In the entries that follow, how many lines contain "four"? Answer with the number only.

=== Data shown ===
____________

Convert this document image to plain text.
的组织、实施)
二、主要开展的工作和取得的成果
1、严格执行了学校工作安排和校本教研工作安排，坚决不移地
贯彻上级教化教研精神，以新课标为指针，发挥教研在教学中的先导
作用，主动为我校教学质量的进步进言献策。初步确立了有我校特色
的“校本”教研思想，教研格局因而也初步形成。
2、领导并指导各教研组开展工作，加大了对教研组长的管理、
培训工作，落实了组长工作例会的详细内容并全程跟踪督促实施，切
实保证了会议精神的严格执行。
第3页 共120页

____________

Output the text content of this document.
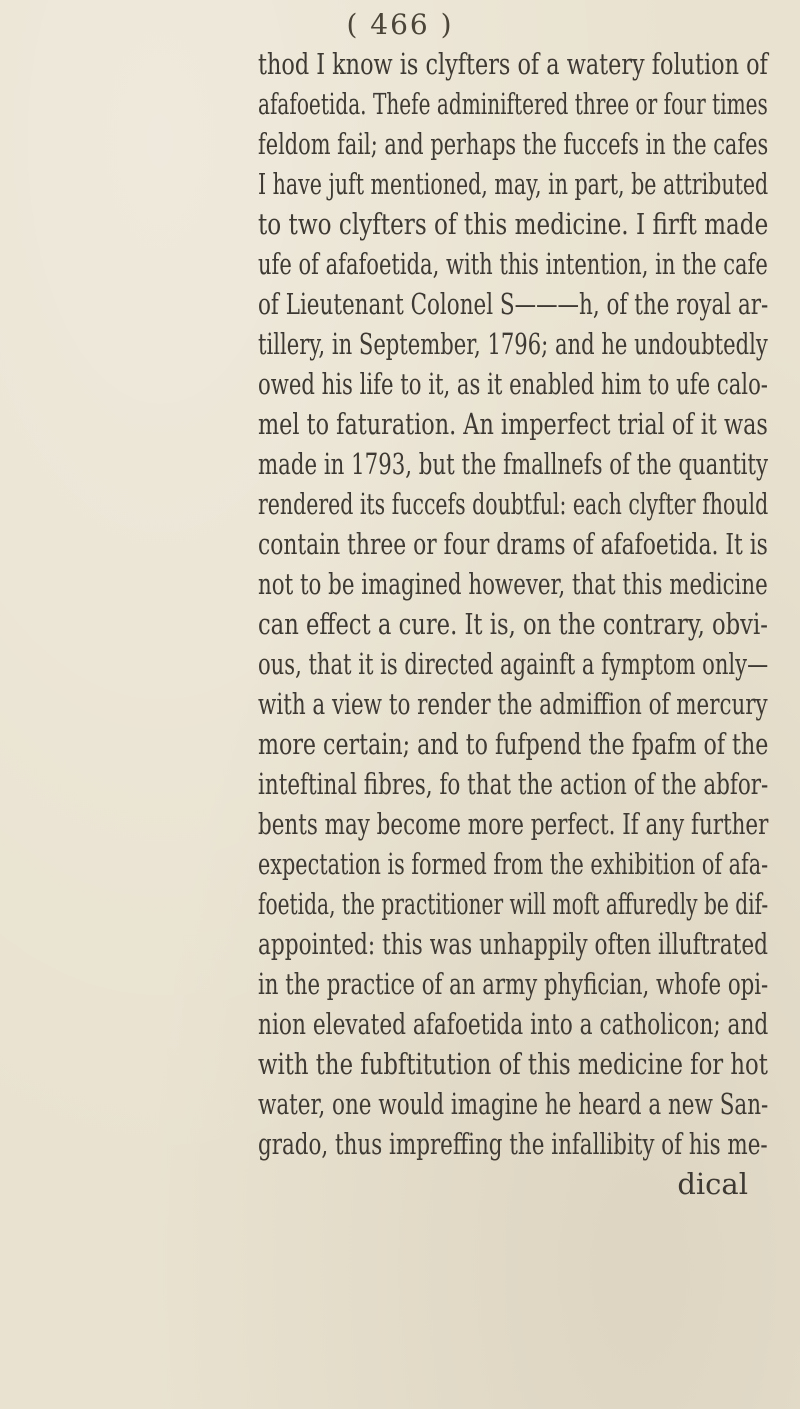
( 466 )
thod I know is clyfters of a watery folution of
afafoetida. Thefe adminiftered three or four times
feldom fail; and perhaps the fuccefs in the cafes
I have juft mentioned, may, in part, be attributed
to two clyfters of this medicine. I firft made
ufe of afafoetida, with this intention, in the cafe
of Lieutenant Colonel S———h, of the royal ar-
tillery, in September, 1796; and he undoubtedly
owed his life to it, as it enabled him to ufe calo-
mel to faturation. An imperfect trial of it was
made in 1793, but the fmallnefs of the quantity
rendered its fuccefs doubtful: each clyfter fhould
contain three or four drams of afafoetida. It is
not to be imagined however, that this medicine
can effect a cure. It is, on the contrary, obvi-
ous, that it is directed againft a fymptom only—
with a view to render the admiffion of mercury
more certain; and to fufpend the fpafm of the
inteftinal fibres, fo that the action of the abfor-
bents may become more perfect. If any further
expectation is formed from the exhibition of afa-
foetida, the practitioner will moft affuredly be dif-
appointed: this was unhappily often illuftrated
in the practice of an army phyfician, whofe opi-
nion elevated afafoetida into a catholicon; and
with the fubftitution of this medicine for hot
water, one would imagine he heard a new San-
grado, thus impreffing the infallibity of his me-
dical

____________

=== Written reply ===
2